# START OF The data

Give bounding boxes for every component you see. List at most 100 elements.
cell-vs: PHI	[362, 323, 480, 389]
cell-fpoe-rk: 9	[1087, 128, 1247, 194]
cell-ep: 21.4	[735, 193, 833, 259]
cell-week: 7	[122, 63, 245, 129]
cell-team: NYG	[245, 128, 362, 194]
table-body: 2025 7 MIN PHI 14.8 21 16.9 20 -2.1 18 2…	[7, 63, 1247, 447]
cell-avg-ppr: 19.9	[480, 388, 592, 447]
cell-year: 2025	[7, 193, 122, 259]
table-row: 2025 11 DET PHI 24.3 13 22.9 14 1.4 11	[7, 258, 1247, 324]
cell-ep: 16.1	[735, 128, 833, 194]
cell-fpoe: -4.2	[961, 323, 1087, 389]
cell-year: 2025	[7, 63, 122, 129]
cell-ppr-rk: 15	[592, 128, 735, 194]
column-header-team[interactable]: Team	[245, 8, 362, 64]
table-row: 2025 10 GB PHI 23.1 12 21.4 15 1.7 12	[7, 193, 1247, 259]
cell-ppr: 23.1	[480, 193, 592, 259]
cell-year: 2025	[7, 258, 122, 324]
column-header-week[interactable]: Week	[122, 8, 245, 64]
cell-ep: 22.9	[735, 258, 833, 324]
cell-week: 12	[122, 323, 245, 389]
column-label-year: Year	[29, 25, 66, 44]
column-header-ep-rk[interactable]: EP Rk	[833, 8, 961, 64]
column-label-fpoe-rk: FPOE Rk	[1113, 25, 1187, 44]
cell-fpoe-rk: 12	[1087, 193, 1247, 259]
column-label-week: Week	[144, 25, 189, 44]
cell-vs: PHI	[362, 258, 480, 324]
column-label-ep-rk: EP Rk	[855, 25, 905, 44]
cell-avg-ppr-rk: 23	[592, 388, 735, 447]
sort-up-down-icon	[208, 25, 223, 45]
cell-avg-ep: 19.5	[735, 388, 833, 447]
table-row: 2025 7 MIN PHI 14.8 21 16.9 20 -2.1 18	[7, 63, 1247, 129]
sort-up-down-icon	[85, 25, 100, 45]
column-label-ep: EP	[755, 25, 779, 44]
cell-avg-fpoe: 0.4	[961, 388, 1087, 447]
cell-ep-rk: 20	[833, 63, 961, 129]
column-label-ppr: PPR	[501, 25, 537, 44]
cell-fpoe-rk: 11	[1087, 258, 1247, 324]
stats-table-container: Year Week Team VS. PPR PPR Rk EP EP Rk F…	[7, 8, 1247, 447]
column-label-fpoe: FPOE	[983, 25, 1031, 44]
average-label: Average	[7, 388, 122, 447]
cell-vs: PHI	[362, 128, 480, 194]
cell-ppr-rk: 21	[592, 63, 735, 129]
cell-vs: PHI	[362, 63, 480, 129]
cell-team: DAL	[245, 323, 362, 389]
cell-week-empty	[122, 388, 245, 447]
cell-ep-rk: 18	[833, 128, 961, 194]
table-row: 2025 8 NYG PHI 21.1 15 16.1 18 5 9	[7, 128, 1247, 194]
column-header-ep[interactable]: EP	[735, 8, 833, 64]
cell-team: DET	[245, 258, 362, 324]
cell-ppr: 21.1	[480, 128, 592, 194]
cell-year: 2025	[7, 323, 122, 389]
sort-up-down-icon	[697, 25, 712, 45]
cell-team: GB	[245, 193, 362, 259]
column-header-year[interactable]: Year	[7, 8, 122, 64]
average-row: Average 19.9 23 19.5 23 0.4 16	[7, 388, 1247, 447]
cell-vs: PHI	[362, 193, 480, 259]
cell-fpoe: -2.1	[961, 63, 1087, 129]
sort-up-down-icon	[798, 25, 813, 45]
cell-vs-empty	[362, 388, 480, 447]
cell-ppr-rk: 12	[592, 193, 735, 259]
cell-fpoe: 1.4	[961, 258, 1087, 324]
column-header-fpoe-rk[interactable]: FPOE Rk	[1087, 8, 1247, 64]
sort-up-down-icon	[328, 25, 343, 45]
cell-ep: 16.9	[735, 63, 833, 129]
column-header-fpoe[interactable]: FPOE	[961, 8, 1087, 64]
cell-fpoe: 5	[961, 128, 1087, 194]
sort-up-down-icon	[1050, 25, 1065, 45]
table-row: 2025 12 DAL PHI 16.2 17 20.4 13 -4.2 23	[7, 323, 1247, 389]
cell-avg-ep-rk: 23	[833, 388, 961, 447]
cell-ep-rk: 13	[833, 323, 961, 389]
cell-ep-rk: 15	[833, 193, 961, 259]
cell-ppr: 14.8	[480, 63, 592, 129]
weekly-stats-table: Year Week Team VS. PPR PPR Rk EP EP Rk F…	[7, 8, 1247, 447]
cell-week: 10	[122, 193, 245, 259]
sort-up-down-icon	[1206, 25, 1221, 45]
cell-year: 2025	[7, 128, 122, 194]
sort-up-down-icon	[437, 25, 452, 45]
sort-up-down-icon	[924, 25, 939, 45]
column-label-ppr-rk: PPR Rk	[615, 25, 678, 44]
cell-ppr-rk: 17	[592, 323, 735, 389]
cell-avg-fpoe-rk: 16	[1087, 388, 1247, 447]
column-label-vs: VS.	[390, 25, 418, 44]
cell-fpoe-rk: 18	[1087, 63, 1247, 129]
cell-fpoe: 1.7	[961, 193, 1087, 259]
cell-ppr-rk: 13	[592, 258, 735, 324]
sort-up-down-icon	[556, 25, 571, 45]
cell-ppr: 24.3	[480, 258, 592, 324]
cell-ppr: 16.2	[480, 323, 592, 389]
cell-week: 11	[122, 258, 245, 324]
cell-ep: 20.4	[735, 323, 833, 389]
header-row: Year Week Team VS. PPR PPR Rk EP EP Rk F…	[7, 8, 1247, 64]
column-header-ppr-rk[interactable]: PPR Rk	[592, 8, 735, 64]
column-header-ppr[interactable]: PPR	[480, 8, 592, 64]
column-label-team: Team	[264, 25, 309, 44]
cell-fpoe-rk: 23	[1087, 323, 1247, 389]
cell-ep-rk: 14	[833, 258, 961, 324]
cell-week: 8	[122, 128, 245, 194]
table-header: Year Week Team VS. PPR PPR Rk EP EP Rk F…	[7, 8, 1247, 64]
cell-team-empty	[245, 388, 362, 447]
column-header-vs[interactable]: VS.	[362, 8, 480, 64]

# END OF The data

» **Aim**
Please put the entries above into a numbered list, one line per item, leaving out blank lines.

» **Finished answer**
1. Give bounding boxes for every component you see. List at most 100 elements.
2. cell-vs: PHI	[362, 323, 480, 389]
3. cell-fpoe-rk: 9	[1087, 128, 1247, 194]
4. cell-ep: 21.4	[735, 193, 833, 259]
5. cell-week: 7	[122, 63, 245, 129]
6. cell-team: NYG	[245, 128, 362, 194]
7. table-body: 2025 7 MIN PHI 14.8 21 16.9 20 -2.1 18 2…	[7, 63, 1247, 447]
8. cell-avg-ppr: 19.9	[480, 388, 592, 447]
9. cell-year: 2025	[7, 193, 122, 259]
10. table-row: 2025 11 DET PHI 24.3 13 22.9 14 1.4 11	[7, 258, 1247, 324]
11. cell-ep: 16.1	[735, 128, 833, 194]
12. cell-fpoe: -4.2	[961, 323, 1087, 389]
13. cell-year: 2025	[7, 63, 122, 129]
14. cell-ppr-rk: 15	[592, 128, 735, 194]
15. column-header-team[interactable]: Team	[245, 8, 362, 64]
16. table-row: 2025 10 GB PHI 23.1 12 21.4 15 1.7 12	[7, 193, 1247, 259]
17. cell-ppr: 23.1	[480, 193, 592, 259]
18. cell-year: 2025	[7, 258, 122, 324]
19. column-header-week[interactable]: Week	[122, 8, 245, 64]
20. cell-ep: 22.9	[735, 258, 833, 324]
21. cell-week: 12	[122, 323, 245, 389]
22. column-label-year: Year	[29, 25, 66, 44]
23. column-header-ep-rk[interactable]: EP Rk	[833, 8, 961, 64]
24. column-label-fpoe-rk: FPOE Rk	[1113, 25, 1187, 44]
25. cell-fpoe-rk: 12	[1087, 193, 1247, 259]
26. column-label-week: Week	[144, 25, 189, 44]
27. cell-vs: PHI	[362, 258, 480, 324]
28. column-label-ep-rk: EP Rk	[855, 25, 905, 44]
29. cell-avg-ppr-rk: 23	[592, 388, 735, 447]
30. sort-up-down-icon	[208, 25, 223, 45]
31. cell-avg-ep: 19.5	[735, 388, 833, 447]
32. table-row: 2025 7 MIN PHI 14.8 21 16.9 20 -2.1 18	[7, 63, 1247, 129]
33. sort-up-down-icon	[85, 25, 100, 45]
34. column-label-ep: EP	[755, 25, 779, 44]
35. cell-avg-fpoe: 0.4	[961, 388, 1087, 447]
36. cell-ep-rk: 20	[833, 63, 961, 129]
37. column-label-ppr: PPR	[501, 25, 537, 44]
38. cell-fpoe-rk: 11	[1087, 258, 1247, 324]
39. stats-table-container: Year Week Team VS. PPR PPR Rk EP EP Rk F…	[7, 8, 1247, 447]
40. column-label-fpoe: FPOE	[983, 25, 1031, 44]
41. average-label: Average	[7, 388, 122, 447]
42. cell-vs: PHI	[362, 128, 480, 194]
43. cell-ppr-rk: 21	[592, 63, 735, 129]
44. cell-vs: PHI	[362, 63, 480, 129]
45. cell-team: DAL	[245, 323, 362, 389]
46. cell-week-empty	[122, 388, 245, 447]
47. cell-ep-rk: 18	[833, 128, 961, 194]
48. table-row: 2025 8 NYG PHI 21.1 15 16.1 18 5 9	[7, 128, 1247, 194]
49. column-header-ep[interactable]: EP	[735, 8, 833, 64]
50. cell-team: DET	[245, 258, 362, 324]
51. cell-ppr: 21.1	[480, 128, 592, 194]
52. cell-year: 2025	[7, 323, 122, 389]
53. sort-up-down-icon	[697, 25, 712, 45]
54. cell-team: GB	[245, 193, 362, 259]
55. column-header-year[interactable]: Year	[7, 8, 122, 64]
56. average-row: Average 19.9 23 19.5 23 0.4 16	[7, 388, 1247, 447]
57. cell-vs: PHI	[362, 193, 480, 259]
58. cell-fpoe: -2.1	[961, 63, 1087, 129]
59. sort-up-down-icon	[798, 25, 813, 45]
60. cell-vs-empty	[362, 388, 480, 447]
61. cell-ppr-rk: 12	[592, 193, 735, 259]
62. cell-fpoe: 1.4	[961, 258, 1087, 324]
63. column-header-fpoe-rk[interactable]: FPOE Rk	[1087, 8, 1247, 64]
64. sort-up-down-icon	[328, 25, 343, 45]
65. cell-ep: 16.9	[735, 63, 833, 129]
66. column-header-fpoe[interactable]: FPOE	[961, 8, 1087, 64]
67. cell-fpoe: 5	[961, 128, 1087, 194]
68. sort-up-down-icon	[1050, 25, 1065, 45]
69. table-row: 2025 12 DAL PHI 16.2 17 20.4 13 -4.2 23	[7, 323, 1247, 389]
70. cell-avg-ep-rk: 23	[833, 388, 961, 447]
71. cell-ep-rk: 13	[833, 323, 961, 389]
72. cell-ep-rk: 15	[833, 193, 961, 259]
73. cell-ppr: 14.8	[480, 63, 592, 129]
74. weekly-stats-table: Year Week Team VS. PPR PPR Rk EP EP Rk F…	[7, 8, 1247, 447]
75. cell-week: 10	[122, 193, 245, 259]
76. sort-up-down-icon	[1206, 25, 1221, 45]
77. cell-year: 2025	[7, 128, 122, 194]
78. sort-up-down-icon	[437, 25, 452, 45]
79. sort-up-down-icon	[924, 25, 939, 45]
80. column-label-ppr-rk: PPR Rk	[615, 25, 678, 44]
81. cell-ppr-rk: 17	[592, 323, 735, 389]
82. cell-avg-fpoe-rk: 16	[1087, 388, 1247, 447]
83. column-label-vs: VS.	[390, 25, 418, 44]
84. cell-fpoe-rk: 18	[1087, 63, 1247, 129]
85. cell-fpoe: 1.7	[961, 193, 1087, 259]
86. cell-ppr-rk: 13	[592, 258, 735, 324]
87. sort-up-down-icon	[556, 25, 571, 45]
88. cell-ppr: 24.3	[480, 258, 592, 324]
89. cell-ppr: 16.2	[480, 323, 592, 389]
90. cell-week: 11	[122, 258, 245, 324]
91. cell-ep: 20.4	[735, 323, 833, 389]
92. header-row: Year Week Team VS. PPR PPR Rk EP EP Rk F…	[7, 8, 1247, 64]
93. column-header-ppr-rk[interactable]: PPR Rk	[592, 8, 735, 64]
94. column-header-ppr[interactable]: PPR	[480, 8, 592, 64]
95. column-label-team: Team	[264, 25, 309, 44]
96. cell-fpoe-rk: 23	[1087, 323, 1247, 389]
97. cell-ep-rk: 14	[833, 258, 961, 324]
98. cell-week: 8	[122, 128, 245, 194]
99. table-header: Year Week Team VS. PPR PPR Rk EP EP Rk F…	[7, 8, 1247, 64]
100. cell-team-empty	[245, 388, 362, 447]
101. column-header-vs[interactable]: VS.	[362, 8, 480, 64]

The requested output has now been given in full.